**TASK**
Copy the entries below word for word, from the line containing "- current-vector-head: [597, 512, 601, 517]" through the line containing "- longitude-tick-mark: [171, 657, 172, 662]", both included.

##### INPUT

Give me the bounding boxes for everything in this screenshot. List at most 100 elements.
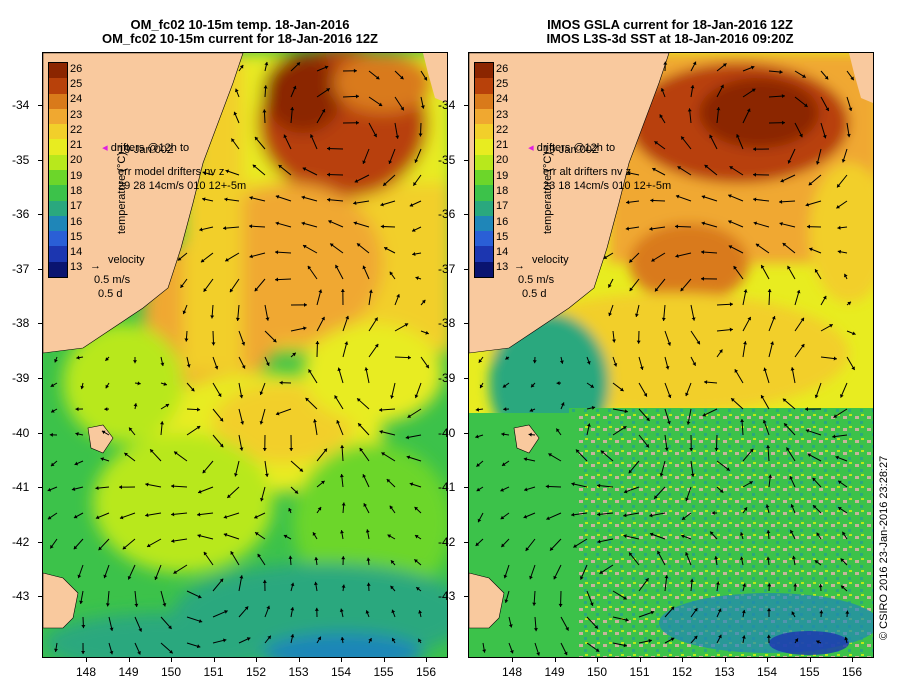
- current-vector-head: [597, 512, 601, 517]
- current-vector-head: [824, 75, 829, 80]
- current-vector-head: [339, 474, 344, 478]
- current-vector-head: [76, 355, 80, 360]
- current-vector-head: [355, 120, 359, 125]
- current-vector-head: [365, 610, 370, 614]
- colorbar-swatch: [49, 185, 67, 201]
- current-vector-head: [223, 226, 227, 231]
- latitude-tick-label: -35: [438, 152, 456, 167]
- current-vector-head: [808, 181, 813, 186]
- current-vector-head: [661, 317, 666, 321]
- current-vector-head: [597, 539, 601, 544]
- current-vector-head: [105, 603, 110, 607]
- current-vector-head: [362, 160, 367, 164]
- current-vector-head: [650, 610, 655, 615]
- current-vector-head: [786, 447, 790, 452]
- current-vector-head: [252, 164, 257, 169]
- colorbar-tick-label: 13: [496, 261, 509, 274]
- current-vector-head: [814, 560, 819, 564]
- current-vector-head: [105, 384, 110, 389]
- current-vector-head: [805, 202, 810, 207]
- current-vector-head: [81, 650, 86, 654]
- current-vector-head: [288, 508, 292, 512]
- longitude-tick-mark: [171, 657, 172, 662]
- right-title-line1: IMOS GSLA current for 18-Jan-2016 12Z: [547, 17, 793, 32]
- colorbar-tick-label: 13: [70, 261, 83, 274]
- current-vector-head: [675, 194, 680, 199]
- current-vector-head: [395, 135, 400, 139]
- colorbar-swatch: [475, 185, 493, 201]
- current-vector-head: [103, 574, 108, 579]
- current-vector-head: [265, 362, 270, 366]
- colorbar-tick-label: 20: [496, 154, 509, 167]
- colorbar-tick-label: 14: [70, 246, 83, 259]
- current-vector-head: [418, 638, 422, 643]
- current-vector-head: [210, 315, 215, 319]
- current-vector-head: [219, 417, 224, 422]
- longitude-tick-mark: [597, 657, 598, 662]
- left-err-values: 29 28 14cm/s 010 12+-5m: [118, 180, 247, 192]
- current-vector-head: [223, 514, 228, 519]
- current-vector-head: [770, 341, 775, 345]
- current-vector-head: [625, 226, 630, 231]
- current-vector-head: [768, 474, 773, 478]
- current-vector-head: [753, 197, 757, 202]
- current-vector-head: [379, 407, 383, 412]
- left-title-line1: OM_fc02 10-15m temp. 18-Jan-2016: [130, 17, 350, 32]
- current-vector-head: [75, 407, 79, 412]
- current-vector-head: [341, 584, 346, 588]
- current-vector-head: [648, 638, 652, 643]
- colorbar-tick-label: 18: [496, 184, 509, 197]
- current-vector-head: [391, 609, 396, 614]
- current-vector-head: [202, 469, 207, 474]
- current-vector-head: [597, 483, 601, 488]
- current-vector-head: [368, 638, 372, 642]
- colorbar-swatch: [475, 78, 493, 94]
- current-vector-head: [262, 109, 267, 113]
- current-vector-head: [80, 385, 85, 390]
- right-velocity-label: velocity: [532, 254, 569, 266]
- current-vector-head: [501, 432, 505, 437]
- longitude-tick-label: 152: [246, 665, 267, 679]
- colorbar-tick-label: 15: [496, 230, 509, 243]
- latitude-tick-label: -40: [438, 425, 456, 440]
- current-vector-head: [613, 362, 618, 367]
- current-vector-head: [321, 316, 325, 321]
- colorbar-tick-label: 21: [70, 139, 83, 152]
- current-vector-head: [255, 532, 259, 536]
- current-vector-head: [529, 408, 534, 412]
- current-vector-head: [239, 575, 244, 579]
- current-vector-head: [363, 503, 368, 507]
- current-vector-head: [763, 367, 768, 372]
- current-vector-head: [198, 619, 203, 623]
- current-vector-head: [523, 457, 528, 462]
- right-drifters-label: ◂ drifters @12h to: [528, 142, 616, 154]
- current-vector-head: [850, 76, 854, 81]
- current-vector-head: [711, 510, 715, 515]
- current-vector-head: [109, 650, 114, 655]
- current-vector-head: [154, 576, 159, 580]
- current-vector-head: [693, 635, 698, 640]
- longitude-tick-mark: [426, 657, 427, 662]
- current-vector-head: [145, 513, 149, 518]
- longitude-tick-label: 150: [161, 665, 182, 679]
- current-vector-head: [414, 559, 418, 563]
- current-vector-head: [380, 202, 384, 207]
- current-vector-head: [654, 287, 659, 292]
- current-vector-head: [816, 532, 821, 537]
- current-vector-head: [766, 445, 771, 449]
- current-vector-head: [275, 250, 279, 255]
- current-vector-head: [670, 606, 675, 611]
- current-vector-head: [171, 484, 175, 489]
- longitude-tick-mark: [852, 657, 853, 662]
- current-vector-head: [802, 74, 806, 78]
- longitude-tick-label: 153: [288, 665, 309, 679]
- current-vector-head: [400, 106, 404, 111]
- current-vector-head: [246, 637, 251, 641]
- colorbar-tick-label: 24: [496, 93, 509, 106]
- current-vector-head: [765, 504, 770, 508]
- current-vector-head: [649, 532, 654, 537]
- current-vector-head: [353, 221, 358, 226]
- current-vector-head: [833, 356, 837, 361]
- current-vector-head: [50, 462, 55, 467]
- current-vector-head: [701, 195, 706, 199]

##########
##### INPUT

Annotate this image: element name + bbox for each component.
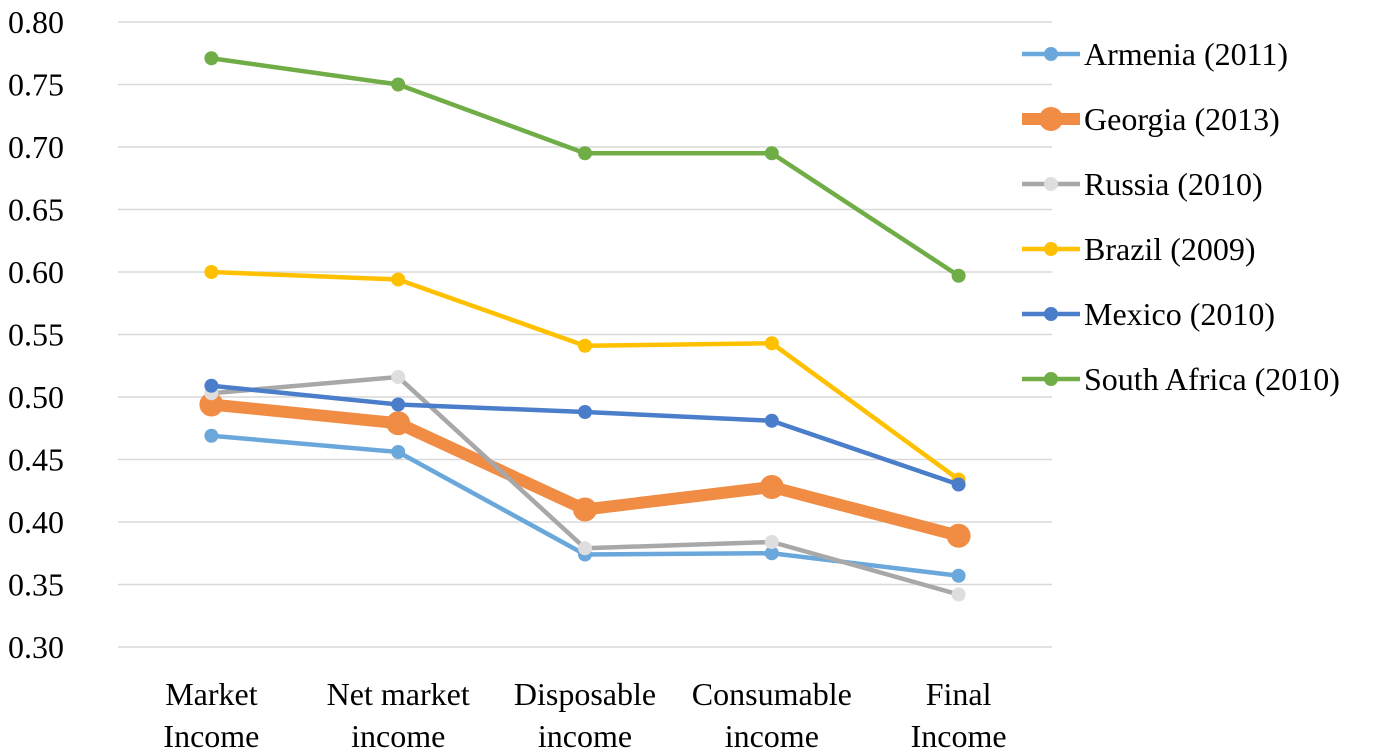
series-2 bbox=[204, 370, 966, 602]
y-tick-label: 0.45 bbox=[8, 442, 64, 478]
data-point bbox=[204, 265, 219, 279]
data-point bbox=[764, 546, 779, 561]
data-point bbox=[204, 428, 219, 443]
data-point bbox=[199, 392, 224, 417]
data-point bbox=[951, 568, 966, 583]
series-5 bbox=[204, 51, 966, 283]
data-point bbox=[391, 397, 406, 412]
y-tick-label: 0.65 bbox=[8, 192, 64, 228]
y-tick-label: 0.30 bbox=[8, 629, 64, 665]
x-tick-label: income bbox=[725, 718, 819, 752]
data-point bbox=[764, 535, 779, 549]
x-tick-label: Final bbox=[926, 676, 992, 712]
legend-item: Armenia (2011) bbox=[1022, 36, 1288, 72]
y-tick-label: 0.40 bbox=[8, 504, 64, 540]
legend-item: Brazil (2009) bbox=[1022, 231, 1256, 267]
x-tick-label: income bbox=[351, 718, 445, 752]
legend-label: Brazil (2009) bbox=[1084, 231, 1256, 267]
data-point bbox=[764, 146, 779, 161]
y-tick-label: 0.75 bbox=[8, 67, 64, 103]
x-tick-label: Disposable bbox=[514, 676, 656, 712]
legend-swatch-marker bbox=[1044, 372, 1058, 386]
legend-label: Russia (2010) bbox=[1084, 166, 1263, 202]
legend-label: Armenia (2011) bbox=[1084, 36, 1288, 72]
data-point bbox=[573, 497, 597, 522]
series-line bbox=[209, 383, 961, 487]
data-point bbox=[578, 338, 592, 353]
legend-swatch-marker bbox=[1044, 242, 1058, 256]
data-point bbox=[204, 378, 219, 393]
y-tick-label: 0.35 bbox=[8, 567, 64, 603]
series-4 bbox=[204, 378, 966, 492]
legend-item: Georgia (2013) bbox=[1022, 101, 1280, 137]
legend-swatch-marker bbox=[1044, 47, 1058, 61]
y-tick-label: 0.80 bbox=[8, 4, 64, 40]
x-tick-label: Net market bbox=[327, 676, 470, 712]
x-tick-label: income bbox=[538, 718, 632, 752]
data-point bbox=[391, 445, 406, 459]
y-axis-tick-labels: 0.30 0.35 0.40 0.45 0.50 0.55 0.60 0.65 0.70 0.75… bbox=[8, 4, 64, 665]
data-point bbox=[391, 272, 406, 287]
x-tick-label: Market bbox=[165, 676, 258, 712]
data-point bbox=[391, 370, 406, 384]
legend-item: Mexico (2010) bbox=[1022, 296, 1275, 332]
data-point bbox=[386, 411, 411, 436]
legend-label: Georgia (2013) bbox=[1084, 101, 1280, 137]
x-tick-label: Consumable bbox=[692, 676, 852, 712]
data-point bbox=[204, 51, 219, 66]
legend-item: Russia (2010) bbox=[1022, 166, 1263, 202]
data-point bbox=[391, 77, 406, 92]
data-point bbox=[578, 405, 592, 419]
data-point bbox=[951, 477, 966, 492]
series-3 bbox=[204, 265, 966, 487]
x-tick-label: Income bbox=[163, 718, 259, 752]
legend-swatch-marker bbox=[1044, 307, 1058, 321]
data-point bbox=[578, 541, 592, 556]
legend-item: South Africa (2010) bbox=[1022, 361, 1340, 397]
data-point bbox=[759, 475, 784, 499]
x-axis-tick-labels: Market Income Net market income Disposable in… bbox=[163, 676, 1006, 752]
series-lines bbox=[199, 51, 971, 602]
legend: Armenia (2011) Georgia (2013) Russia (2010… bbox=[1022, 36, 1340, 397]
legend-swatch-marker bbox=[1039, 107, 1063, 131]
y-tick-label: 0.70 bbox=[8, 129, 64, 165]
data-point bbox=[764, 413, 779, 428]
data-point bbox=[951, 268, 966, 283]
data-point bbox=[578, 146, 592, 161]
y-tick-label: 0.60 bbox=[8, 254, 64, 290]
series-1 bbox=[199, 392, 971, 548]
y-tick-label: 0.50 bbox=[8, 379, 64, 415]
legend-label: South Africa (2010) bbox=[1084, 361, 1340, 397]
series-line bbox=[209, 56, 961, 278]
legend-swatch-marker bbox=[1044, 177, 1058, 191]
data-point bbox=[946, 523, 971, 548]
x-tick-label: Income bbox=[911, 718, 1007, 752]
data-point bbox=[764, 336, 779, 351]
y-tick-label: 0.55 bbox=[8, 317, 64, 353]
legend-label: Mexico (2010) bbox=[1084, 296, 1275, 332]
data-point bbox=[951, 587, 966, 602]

##########
##### INPUT

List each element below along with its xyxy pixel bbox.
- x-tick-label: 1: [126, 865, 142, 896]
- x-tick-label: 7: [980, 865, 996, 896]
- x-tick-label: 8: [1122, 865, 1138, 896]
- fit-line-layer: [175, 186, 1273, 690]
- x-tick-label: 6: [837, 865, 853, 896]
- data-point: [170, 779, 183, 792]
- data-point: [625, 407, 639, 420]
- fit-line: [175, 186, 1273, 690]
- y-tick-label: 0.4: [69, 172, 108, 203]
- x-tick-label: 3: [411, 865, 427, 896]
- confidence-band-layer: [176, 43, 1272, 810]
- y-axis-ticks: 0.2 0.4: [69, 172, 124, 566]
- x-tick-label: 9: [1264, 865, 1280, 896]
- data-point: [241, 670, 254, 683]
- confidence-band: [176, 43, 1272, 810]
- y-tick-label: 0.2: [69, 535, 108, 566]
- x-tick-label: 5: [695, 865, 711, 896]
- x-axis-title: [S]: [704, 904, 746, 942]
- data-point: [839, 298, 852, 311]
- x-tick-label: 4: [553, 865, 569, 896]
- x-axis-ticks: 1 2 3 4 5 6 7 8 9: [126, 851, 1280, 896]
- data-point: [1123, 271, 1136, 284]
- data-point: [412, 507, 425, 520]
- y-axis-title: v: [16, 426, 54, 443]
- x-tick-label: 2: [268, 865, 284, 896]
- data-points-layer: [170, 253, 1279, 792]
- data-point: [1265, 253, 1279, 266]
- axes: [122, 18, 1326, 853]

##########

**SOLUTION TO THIS PROBLEM**
- current-vector-head: [597, 512, 601, 517]
- current-vector-head: [824, 75, 829, 80]
- current-vector-head: [339, 474, 344, 478]
- current-vector-head: [76, 355, 80, 360]
- current-vector-head: [355, 120, 359, 125]
- current-vector-head: [365, 610, 370, 614]
- colorbar-swatch: [49, 185, 67, 201]
- current-vector-head: [223, 226, 227, 231]
- latitude-tick-label: -35: [438, 152, 456, 167]
- current-vector-head: [808, 181, 813, 186]
- current-vector-head: [661, 317, 666, 321]
- current-vector-head: [597, 539, 601, 544]
- current-vector-head: [105, 603, 110, 607]
- current-vector-head: [362, 160, 367, 164]
- current-vector-head: [650, 610, 655, 615]
- current-vector-head: [786, 447, 790, 452]
- current-vector-head: [252, 164, 257, 169]
- colorbar-tick-label: 13: [496, 261, 509, 274]
- current-vector-head: [814, 560, 819, 564]
- current-vector-head: [105, 384, 110, 389]
- current-vector-head: [805, 202, 810, 207]
- current-vector-head: [81, 650, 86, 654]
- current-vector-head: [288, 508, 292, 512]
- longitude-tick-mark: [171, 657, 172, 662]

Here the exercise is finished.